神经网络训练过程可视化 - TensorBoard的使用

1. 什么是TensorBoard

我们在使用神经网络的时候一般将它看作是个黑盒子，里面到底是什么样，是什么样的结构，是怎么训练的，往往是很难搞清楚的。但是和传统机器学习一样，为了尽可能的接近最优解，深度学习的训练也免不了需要有调参的过程。如果没有任何指导指标，单纯盲目进行参数search的效率往往是非常低下的。

而TensorBoard就是一个能够帮助我们可视化数据和训练过程的一个非常好的工具。合理的使用它可以帮助我们把复杂的神经网络训练过程进行可视化，使得我们可以更好地理解，调试并优化程序。

本文的内容结构为：

介绍TensorBoard的启动，及其提供可视化的数据类型
介绍训练过程中Scalar数据类型的可视化，并介绍如何据此来获得对模型内部的直觉认识，合理的回避潜在错误
介绍如何利用Histogram来可视化Vector或者数据集合
通过上述Histogram来比较不同的权重初始化对于神经网络训练时权重更新的影响

在开始之前，确保下面的python库是安装正确的：

from pandas_datareader import data
import matplotlib.pyplot as plt
import pandas as pd
import datetime as dt
import urllib.request, json
import os
import numpy as np
# This code has been tested with TensorFlow 1.6
import tensorflow as tf
from tensorflow.examples.tutorials.mnist import input_data

2. 启动TensorBoard

要进行TensorBoard的可视化，首先需要启动该服务，一般流程如下：

打开命令行终端
进入项目主目录
确保激活了安装有TensorFlow的Python虚拟环境，我一般用Anaconda进行Python的版本和包管理，非常方便
命令行执行tensorboard --logdir=summaries

--logdir后面是tensorflow的summary所在的目录，这里面包含event文件，保存了TensorBoard展示需要的数据，而这些数据就是TensorFlow中的summary数据。启动后，终端会输出查看TensorBoard的url，在浏览器中就可以打开该url进行查看了。

注意：尽量避免将不同的event文件放在同一个文件夹，这会导致显示很糟糕的曲线。所以如果想要比较不同的训练过程的话，可以分开放到不同的文件夹下，然后tensorboard启动的时候在所有文件夹的上一级文件夹启动。这样就可以将不同超参下的可视化训练结果在同一张图上进行比较。

数据行:
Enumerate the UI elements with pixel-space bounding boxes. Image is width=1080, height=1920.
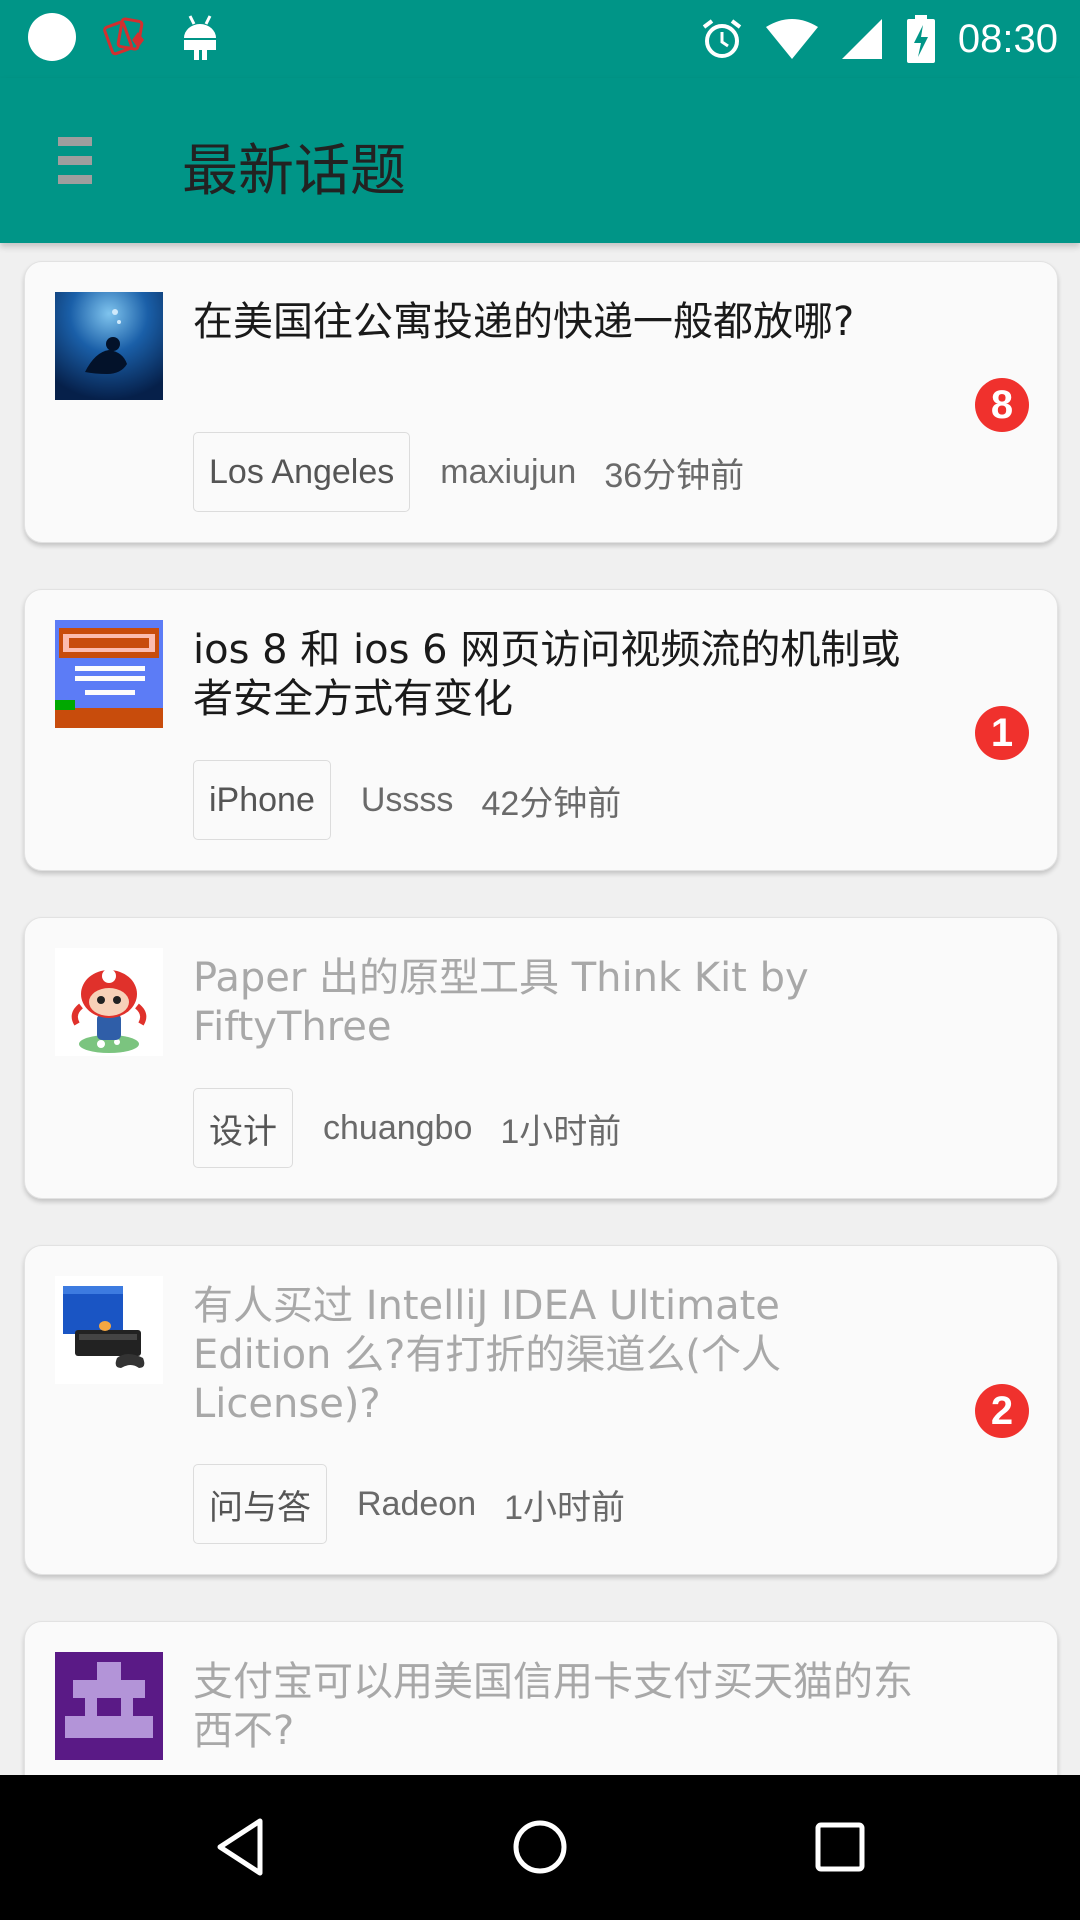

任务说明:
1. 把TensorBoard教程中从"要进行TensorBoard的可视化，首先需要启动该服务，一般流程如下："到"可以打开该url进行查看了。"（含首尾两处）的部分重新写出，并将其中的"event文件"一律改为"事件文件"。
2. 根据TensorBoard教程回答下列问题：
(a) 代码注释中说明测试时使用的TensorFlow版本是多少？
(b) 作者一般用什么工具进行Python的版本和包管理？
(c) 启动TensorBoard时，要在命令行执行什么命令？
以上数据在此不起任何作用。

逐题解答:
1.
要进行TensorBoard的可视化，首先需要启动该服务，一般流程如下：

打开命令行终端
进入项目主目录
确保激活了安装有TensorFlow的Python虚拟环境，我一般用Anaconda进行Python的版本和包管理，非常方便
命令行执行tensorboard --logdir=summaries

--logdir后面是tensorflow的summary所在的目录，这里面包含事件文件，保存了TensorBoard展示需要的数据，而这些数据就是TensorFlow中的summary数据。启动后，终端会输出查看TensorBoard的url，在浏览器中就可以打开该url进行查看了。

2.
(a) TensorFlow 1.6。
(b) Anaconda。
(c) tensorboard --logdir=summaries